**WRITTEN REQUEST**
Omit every picture and return the rest of the data unaltered.

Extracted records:
★ ★ ★ ★ ★ ★ ★

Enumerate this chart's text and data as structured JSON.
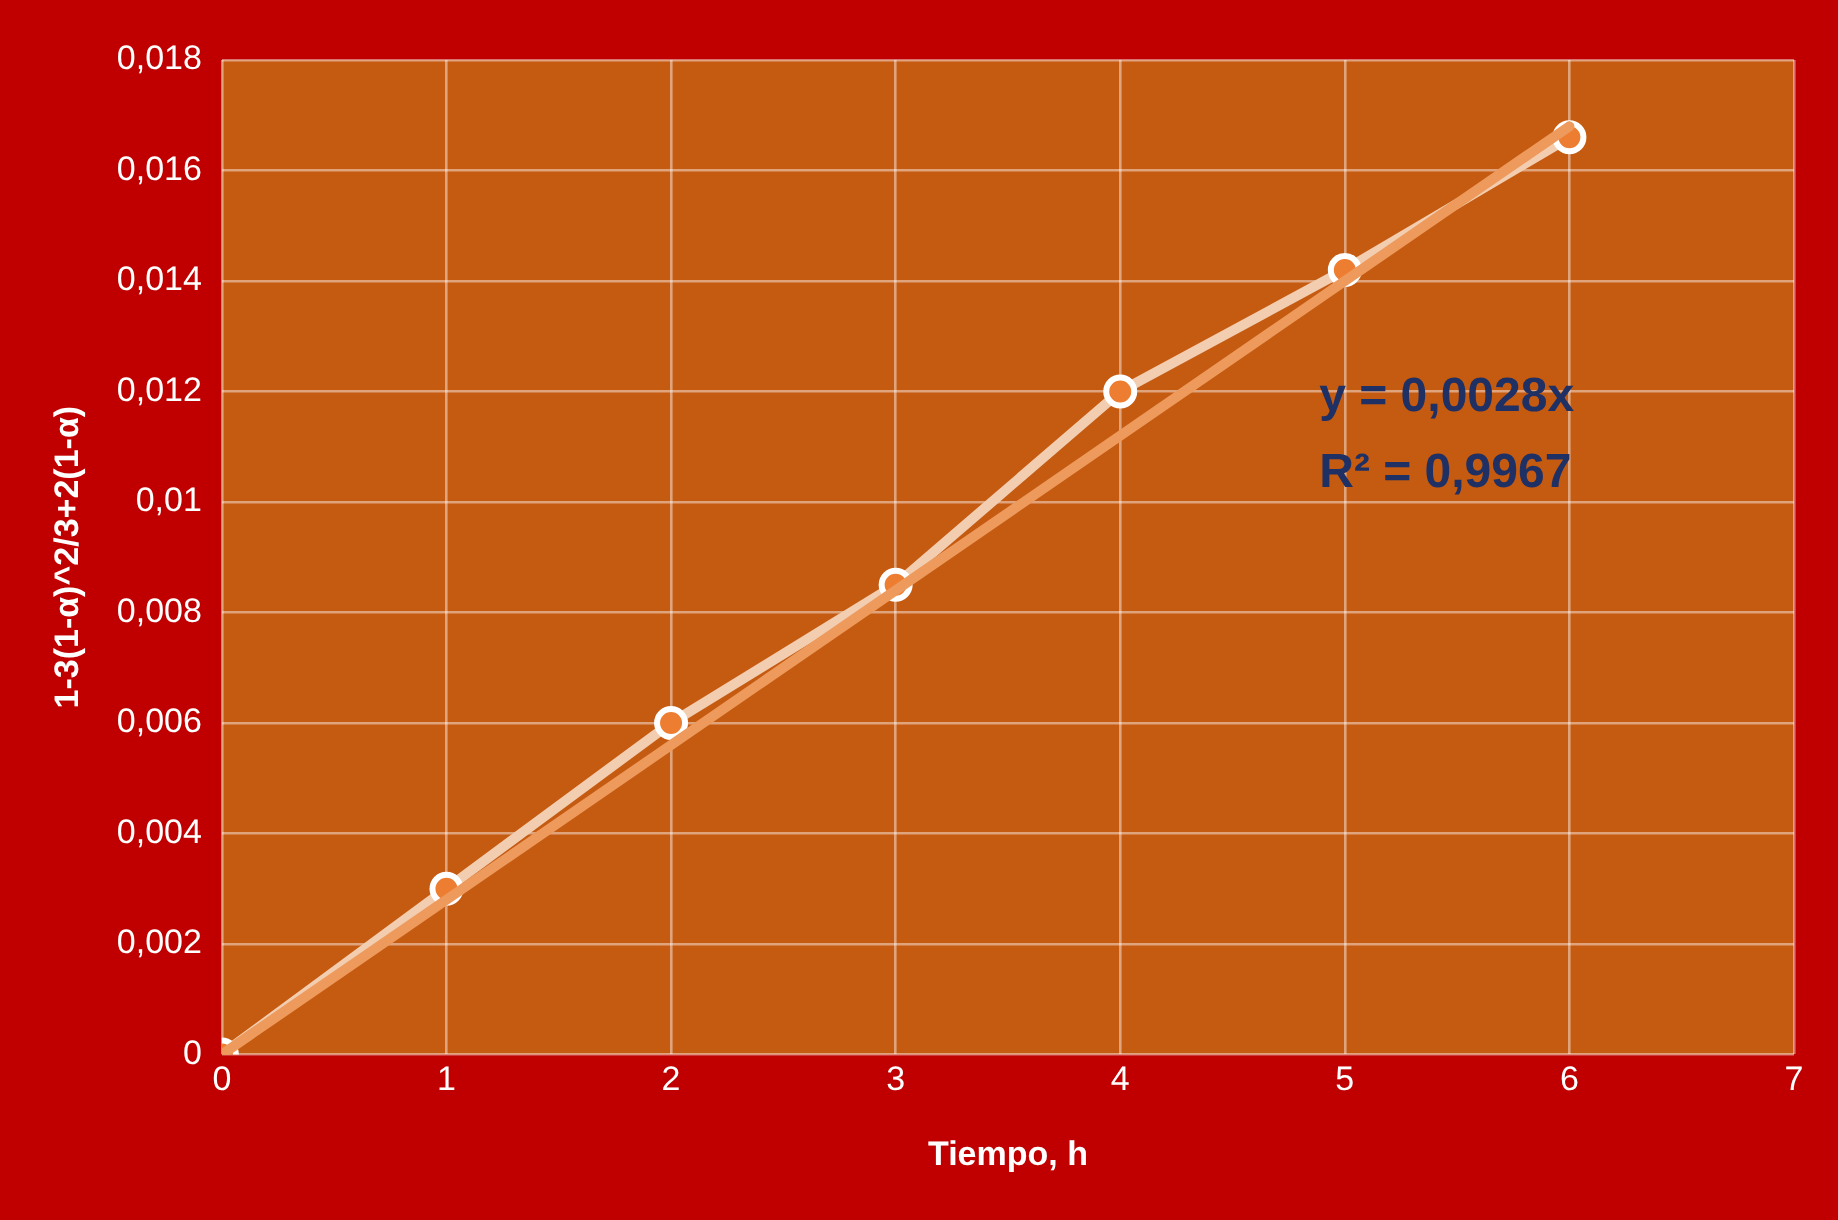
{
  "chart_data": {
    "type": "line",
    "xlabel": "Tiempo, h",
    "ylabel": "1-3(1-α)^2/3+2(1-α)",
    "x": [
      0,
      1,
      2,
      3,
      4,
      5,
      6
    ],
    "series": [
      {
        "color": "#f2cdb0",
        "values": [
          0,
          0.003,
          0.006,
          0.0085,
          0.012,
          0.0142,
          0.0166
        ],
        "marker": "circle"
      },
      {
        "type": "line",
        "color": "#ee9a5c",
        "x": [
          0,
          6
        ],
        "values": [
          0,
          0.0168
        ],
        "marker": "none"
      }
    ],
    "xlim": [
      0,
      7
    ],
    "xticks": [
      0,
      1,
      2,
      3,
      4,
      5,
      6,
      7
    ],
    "ylim": [
      0,
      0.018
    ],
    "yticks": [
      0,
      {
        "value": 0.002,
        "label": "0,002"
      },
      {
        "value": 0.004,
        "label": "0,004"
      },
      {
        "value": 0.006,
        "label": "0,006"
      },
      {
        "value": 0.008,
        "label": "0,008"
      },
      {
        "value": 0.01,
        "label": "0,01"
      },
      {
        "value": 0.012,
        "label": "0,012"
      },
      {
        "value": 0.014,
        "label": "0,014"
      },
      {
        "value": 0.016,
        "label": "0,016"
      },
      {
        "value": 0.018,
        "label": "0,018"
      }
    ],
    "grid": true,
    "legend": false,
    "annotations": [
      "y = 0,0028x",
      "R² = 0,9967"
    ]
  }
}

★ ★ ★ ★ ★ ★ ★

**SOLUTION TO THIS TASK**
Enumerate this chart's text and data as structured JSON.
{
  "chart_data": {
    "type": "line",
    "xlabel": "Tiempo, h",
    "ylabel": "1-3(1-α)^2/3+2(1-α)",
    "x": [
      0,
      1,
      2,
      3,
      4,
      5,
      6
    ],
    "series": [
      {
        "color": "#f2cdb0",
        "values": [
          0,
          0.003,
          0.006,
          0.0085,
          0.012,
          0.0142,
          0.0166
        ],
        "marker": "circle"
      },
      {
        "type": "line",
        "color": "#ee9a5c",
        "x": [
          0,
          6
        ],
        "values": [
          0,
          0.0168
        ],
        "marker": "none"
      }
    ],
    "xlim": [
      0,
      7
    ],
    "xticks": [
      0,
      1,
      2,
      3,
      4,
      5,
      6,
      7
    ],
    "ylim": [
      0,
      0.018
    ],
    "yticks": [
      0,
      {
        "value": 0.002,
        "label": "0,002"
      },
      {
        "value": 0.004,
        "label": "0,004"
      },
      {
        "value": 0.006,
        "label": "0,006"
      },
      {
        "value": 0.008,
        "label": "0,008"
      },
      {
        "value": 0.01,
        "label": "0,01"
      },
      {
        "value": 0.012,
        "label": "0,012"
      },
      {
        "value": 0.014,
        "label": "0,014"
      },
      {
        "value": 0.016,
        "label": "0,016"
      },
      {
        "value": 0.018,
        "label": "0,018"
      }
    ],
    "grid": true,
    "legend": false,
    "annotations": [
      "y = 0,0028x",
      "R² = 0,9967"
    ]
  }
}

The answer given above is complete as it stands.